Source records
— Start —

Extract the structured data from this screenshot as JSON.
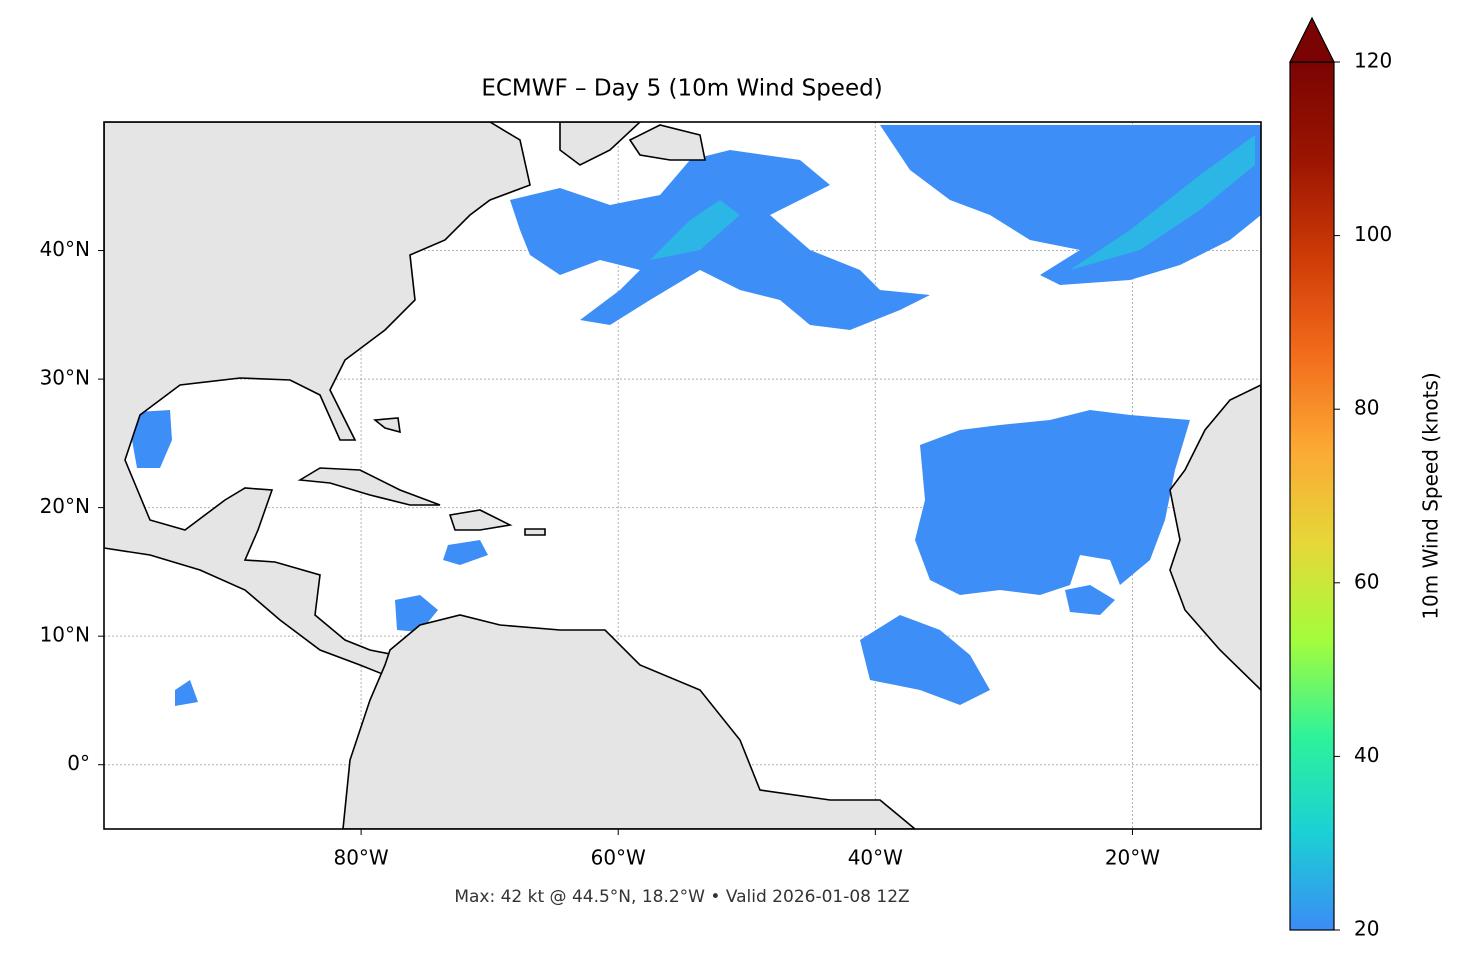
{
  "chart_data": {
    "type": "map",
    "title": "ECMWF – Day 5 (10m Wind Speed)",
    "annotation": "Max: 42 kt @ 44.5°N, 18.2°W • Valid 2026-01-08 12Z",
    "xlim": [
      -100,
      -10
    ],
    "ylim": [
      -5,
      50
    ],
    "xticks": [
      {
        "value": -80,
        "label": "80°W"
      },
      {
        "value": -60,
        "label": "60°W"
      },
      {
        "value": -40,
        "label": "40°W"
      },
      {
        "value": -20,
        "label": "20°W"
      }
    ],
    "yticks": [
      {
        "value": 0,
        "label": "0°"
      },
      {
        "value": 10,
        "label": "10°N"
      },
      {
        "value": 20,
        "label": "20°N"
      },
      {
        "value": 30,
        "label": "30°N"
      },
      {
        "value": 40,
        "label": "40°N"
      }
    ],
    "grid": true,
    "colorbar": {
      "label": "10m Wind Speed (knots)",
      "lim": [
        20,
        120
      ],
      "ticks": [
        20,
        40,
        60,
        80,
        100,
        120
      ],
      "extend": "max",
      "colors": [
        "#3b8cf6",
        "#1bd0d5",
        "#2ef29a",
        "#a3fd3c",
        "#e5d838",
        "#fca834",
        "#f26a1b",
        "#cd3a07",
        "#9b1402",
        "#7a0403"
      ]
    }
  }
}
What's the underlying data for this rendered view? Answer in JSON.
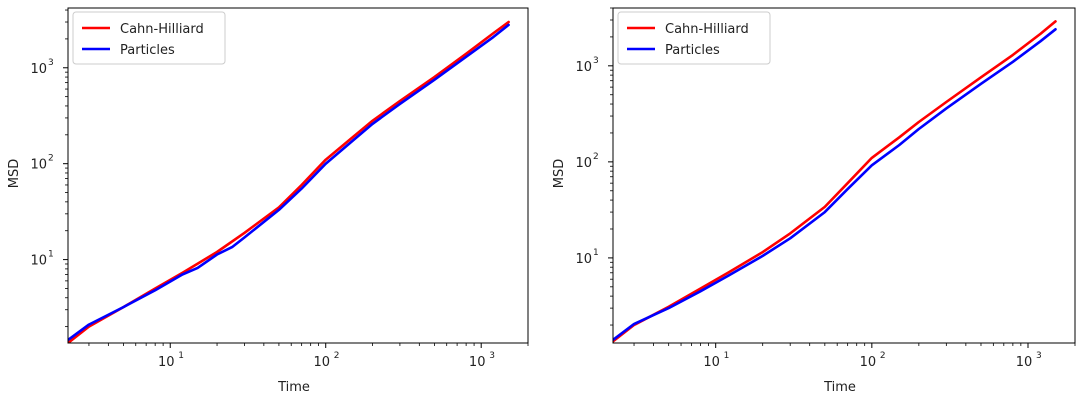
{
  "chart_data": [
    {
      "type": "line",
      "xlabel": "Time",
      "ylabel": "MSD",
      "xscale": "log",
      "yscale": "log",
      "xlim": [
        2.2,
        2000
      ],
      "ylim": [
        1.35,
        4200
      ],
      "xtick_labels": [
        "10",
        "10",
        "10"
      ],
      "xtick_exponents": [
        "1",
        "2",
        "3"
      ],
      "ytick_labels": [
        "10",
        "10",
        "10"
      ],
      "ytick_exponents": [
        "1",
        "2",
        "3"
      ],
      "grid": false,
      "legend_position": "top-left",
      "series": [
        {
          "name": "Cahn-Hilliard",
          "color": "#ff0000",
          "x": [
            2.2,
            3,
            5,
            8,
            12,
            20,
            30,
            50,
            70,
            100,
            150,
            200,
            300,
            500,
            800,
            1200,
            1500
          ],
          "y": [
            1.35,
            2.0,
            3.2,
            5.0,
            7.3,
            12,
            19,
            35,
            60,
            110,
            190,
            280,
            450,
            800,
            1400,
            2300,
            3000
          ]
        },
        {
          "name": "Particles",
          "color": "#0000ff",
          "x": [
            2.2,
            3,
            5,
            8,
            12,
            15,
            20,
            25,
            30,
            50,
            70,
            100,
            150,
            200,
            300,
            500,
            800,
            1200,
            1500
          ],
          "y": [
            1.45,
            2.1,
            3.2,
            4.8,
            7.0,
            8.2,
            11.3,
            13.5,
            17,
            33,
            55,
            100,
            175,
            260,
            420,
            750,
            1300,
            2100,
            2800
          ]
        }
      ]
    },
    {
      "type": "line",
      "xlabel": "Time",
      "ylabel": "MSD",
      "xscale": "log",
      "yscale": "log",
      "xlim": [
        2.2,
        2000
      ],
      "ylim": [
        1.3,
        4000
      ],
      "xtick_labels": [
        "10",
        "10",
        "10"
      ],
      "xtick_exponents": [
        "1",
        "2",
        "3"
      ],
      "ytick_labels": [
        "10",
        "10",
        "10"
      ],
      "ytick_exponents": [
        "1",
        "2",
        "3"
      ],
      "grid": false,
      "legend_position": "top-left",
      "series": [
        {
          "name": "Cahn-Hilliard",
          "color": "#ff0000",
          "x": [
            2.2,
            3,
            5,
            8,
            12,
            20,
            30,
            50,
            70,
            100,
            150,
            200,
            300,
            500,
            800,
            1200,
            1500
          ],
          "y": [
            1.35,
            2.0,
            3.1,
            4.8,
            7.0,
            11.5,
            18,
            34,
            60,
            110,
            180,
            260,
            420,
            760,
            1300,
            2150,
            2900
          ]
        },
        {
          "name": "Particles",
          "color": "#0000ff",
          "x": [
            2.2,
            3,
            5,
            8,
            12,
            20,
            30,
            50,
            70,
            100,
            150,
            200,
            300,
            500,
            800,
            1200,
            1500
          ],
          "y": [
            1.4,
            2.05,
            3.0,
            4.5,
            6.5,
            10.5,
            16,
            30,
            52,
            92,
            150,
            220,
            360,
            650,
            1100,
            1800,
            2400
          ]
        }
      ]
    }
  ]
}
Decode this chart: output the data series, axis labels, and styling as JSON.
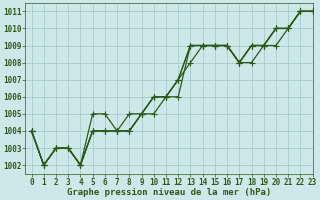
{
  "title": "Graphe pression niveau de la mer (hPa)",
  "bg_color": "#cce8e8",
  "grid_color": "#aacccc",
  "line_color": "#2d5a1b",
  "xlim": [
    -0.5,
    23
  ],
  "ylim": [
    1001.5,
    1011.5
  ],
  "yticks": [
    1002,
    1003,
    1004,
    1005,
    1006,
    1007,
    1008,
    1009,
    1010,
    1011
  ],
  "xticks": [
    0,
    1,
    2,
    3,
    4,
    5,
    6,
    7,
    8,
    9,
    10,
    11,
    12,
    13,
    14,
    15,
    16,
    17,
    18,
    19,
    20,
    21,
    22,
    23
  ],
  "series": [
    [
      1004,
      1002,
      1003,
      1003,
      1002,
      1004,
      1004,
      1004,
      1004,
      1005,
      1006,
      1006,
      1007,
      1009,
      1009,
      1009,
      1009,
      1008,
      1009,
      1009,
      1010,
      1010,
      1011,
      1011
    ],
    [
      1004,
      1002,
      1003,
      1003,
      1002,
      1004,
      1004,
      1004,
      1004,
      1005,
      1005,
      1006,
      1006,
      1009,
      1009,
      1009,
      1009,
      1008,
      1008,
      1009,
      1010,
      1010,
      1011,
      1011
    ],
    [
      1004,
      1002,
      1003,
      1003,
      1002,
      1005,
      1005,
      1004,
      1005,
      1005,
      1006,
      1006,
      1007,
      1009,
      1009,
      1009,
      1009,
      1008,
      1009,
      1009,
      1009,
      1010,
      1011,
      1011
    ],
    [
      1004,
      1002,
      1003,
      1003,
      1002,
      1004,
      1004,
      1004,
      1004,
      1005,
      1006,
      1006,
      1007,
      1008,
      1009,
      1009,
      1009,
      1008,
      1009,
      1009,
      1010,
      1010,
      1011,
      1011
    ]
  ],
  "marker": "+",
  "markersize": 4,
  "linewidth": 0.9,
  "tick_fontsize": 5.5,
  "title_fontsize": 6.5
}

— End —

Reproduce the listing word for word and omit its pictures.

_TASK OUTPUT:_
Extract the structured data from this screenshot as JSON.
{
  "chart_data": {
    "type": "map",
    "title": "ECMWF – Day 5 (10m Wind Speed)",
    "annotation": "Max: 42 kt @ 44.5°N, 18.2°W • Valid 2026-01-08 12Z",
    "xlim": [
      -100,
      -10
    ],
    "ylim": [
      -5,
      50
    ],
    "xticks": [
      {
        "value": -80,
        "label": "80°W"
      },
      {
        "value": -60,
        "label": "60°W"
      },
      {
        "value": -40,
        "label": "40°W"
      },
      {
        "value": -20,
        "label": "20°W"
      }
    ],
    "yticks": [
      {
        "value": 0,
        "label": "0°"
      },
      {
        "value": 10,
        "label": "10°N"
      },
      {
        "value": 20,
        "label": "20°N"
      },
      {
        "value": 30,
        "label": "30°N"
      },
      {
        "value": 40,
        "label": "40°N"
      }
    ],
    "grid": true,
    "colorbar": {
      "label": "10m Wind Speed (knots)",
      "lim": [
        20,
        120
      ],
      "ticks": [
        20,
        40,
        60,
        80,
        100,
        120
      ],
      "extend": "max",
      "colors": [
        "#3b8cf6",
        "#1bd0d5",
        "#2ef29a",
        "#a3fd3c",
        "#e5d838",
        "#fca834",
        "#f26a1b",
        "#cd3a07",
        "#9b1402",
        "#7a0403"
      ]
    }
  }
}
What's the underlying data for this rendered view? Answer in JSON.
{
  "chart_data": [
    {
      "type": "line",
      "xlabel": "Time",
      "ylabel": "MSD",
      "xscale": "log",
      "yscale": "log",
      "xlim": [
        2.2,
        2000
      ],
      "ylim": [
        1.35,
        4200
      ],
      "xtick_labels": [
        "10",
        "10",
        "10"
      ],
      "xtick_exponents": [
        "1",
        "2",
        "3"
      ],
      "ytick_labels": [
        "10",
        "10",
        "10"
      ],
      "ytick_exponents": [
        "1",
        "2",
        "3"
      ],
      "grid": false,
      "legend_position": "top-left",
      "series": [
        {
          "name": "Cahn-Hilliard",
          "color": "#ff0000",
          "x": [
            2.2,
            3,
            5,
            8,
            12,
            20,
            30,
            50,
            70,
            100,
            150,
            200,
            300,
            500,
            800,
            1200,
            1500
          ],
          "y": [
            1.35,
            2.0,
            3.2,
            5.0,
            7.3,
            12,
            19,
            35,
            60,
            110,
            190,
            280,
            450,
            800,
            1400,
            2300,
            3000
          ]
        },
        {
          "name": "Particles",
          "color": "#0000ff",
          "x": [
            2.2,
            3,
            5,
            8,
            12,
            15,
            20,
            25,
            30,
            50,
            70,
            100,
            150,
            200,
            300,
            500,
            800,
            1200,
            1500
          ],
          "y": [
            1.45,
            2.1,
            3.2,
            4.8,
            7.0,
            8.2,
            11.3,
            13.5,
            17,
            33,
            55,
            100,
            175,
            260,
            420,
            750,
            1300,
            2100,
            2800
          ]
        }
      ]
    },
    {
      "type": "line",
      "xlabel": "Time",
      "ylabel": "MSD",
      "xscale": "log",
      "yscale": "log",
      "xlim": [
        2.2,
        2000
      ],
      "ylim": [
        1.3,
        4000
      ],
      "xtick_labels": [
        "10",
        "10",
        "10"
      ],
      "xtick_exponents": [
        "1",
        "2",
        "3"
      ],
      "ytick_labels": [
        "10",
        "10",
        "10"
      ],
      "ytick_exponents": [
        "1",
        "2",
        "3"
      ],
      "grid": false,
      "legend_position": "top-left",
      "series": [
        {
          "name": "Cahn-Hilliard",
          "color": "#ff0000",
          "x": [
            2.2,
            3,
            5,
            8,
            12,
            20,
            30,
            50,
            70,
            100,
            150,
            200,
            300,
            500,
            800,
            1200,
            1500
          ],
          "y": [
            1.35,
            2.0,
            3.1,
            4.8,
            7.0,
            11.5,
            18,
            34,
            60,
            110,
            180,
            260,
            420,
            760,
            1300,
            2150,
            2900
          ]
        },
        {
          "name": "Particles",
          "color": "#0000ff",
          "x": [
            2.2,
            3,
            5,
            8,
            12,
            20,
            30,
            50,
            70,
            100,
            150,
            200,
            300,
            500,
            800,
            1200,
            1500
          ],
          "y": [
            1.4,
            2.05,
            3.0,
            4.5,
            6.5,
            10.5,
            16,
            30,
            52,
            92,
            150,
            220,
            360,
            650,
            1100,
            1800,
            2400
          ]
        }
      ]
    }
  ]
}
Decode this chart: output the data series, axis labels, and styling as JSON.
{
  "title": "Graphe pression niveau de la mer (hPa)",
  "bg_color": "#cce8e8",
  "grid_color": "#aacccc",
  "line_color": "#2d5a1b",
  "xlim": [
    -0.5,
    23
  ],
  "ylim": [
    1001.5,
    1011.5
  ],
  "yticks": [
    1002,
    1003,
    1004,
    1005,
    1006,
    1007,
    1008,
    1009,
    1010,
    1011
  ],
  "xticks": [
    0,
    1,
    2,
    3,
    4,
    5,
    6,
    7,
    8,
    9,
    10,
    11,
    12,
    13,
    14,
    15,
    16,
    17,
    18,
    19,
    20,
    21,
    22,
    23
  ],
  "series": [
    [
      1004,
      1002,
      1003,
      1003,
      1002,
      1004,
      1004,
      1004,
      1004,
      1005,
      1006,
      1006,
      1007,
      1009,
      1009,
      1009,
      1009,
      1008,
      1009,
      1009,
      1010,
      1010,
      1011,
      1011
    ],
    [
      1004,
      1002,
      1003,
      1003,
      1002,
      1004,
      1004,
      1004,
      1004,
      1005,
      1005,
      1006,
      1006,
      1009,
      1009,
      1009,
      1009,
      1008,
      1008,
      1009,
      1010,
      1010,
      1011,
      1011
    ],
    [
      1004,
      1002,
      1003,
      1003,
      1002,
      1005,
      1005,
      1004,
      1005,
      1005,
      1006,
      1006,
      1007,
      1009,
      1009,
      1009,
      1009,
      1008,
      1009,
      1009,
      1009,
      1010,
      1011,
      1011
    ],
    [
      1004,
      1002,
      1003,
      1003,
      1002,
      1004,
      1004,
      1004,
      1004,
      1005,
      1006,
      1006,
      1007,
      1008,
      1009,
      1009,
      1009,
      1008,
      1009,
      1009,
      1010,
      1010,
      1011,
      1011
    ]
  ],
  "marker": "+",
  "markersize": 4,
  "linewidth": 0.9,
  "tick_fontsize": 5.5,
  "title_fontsize": 6.5
}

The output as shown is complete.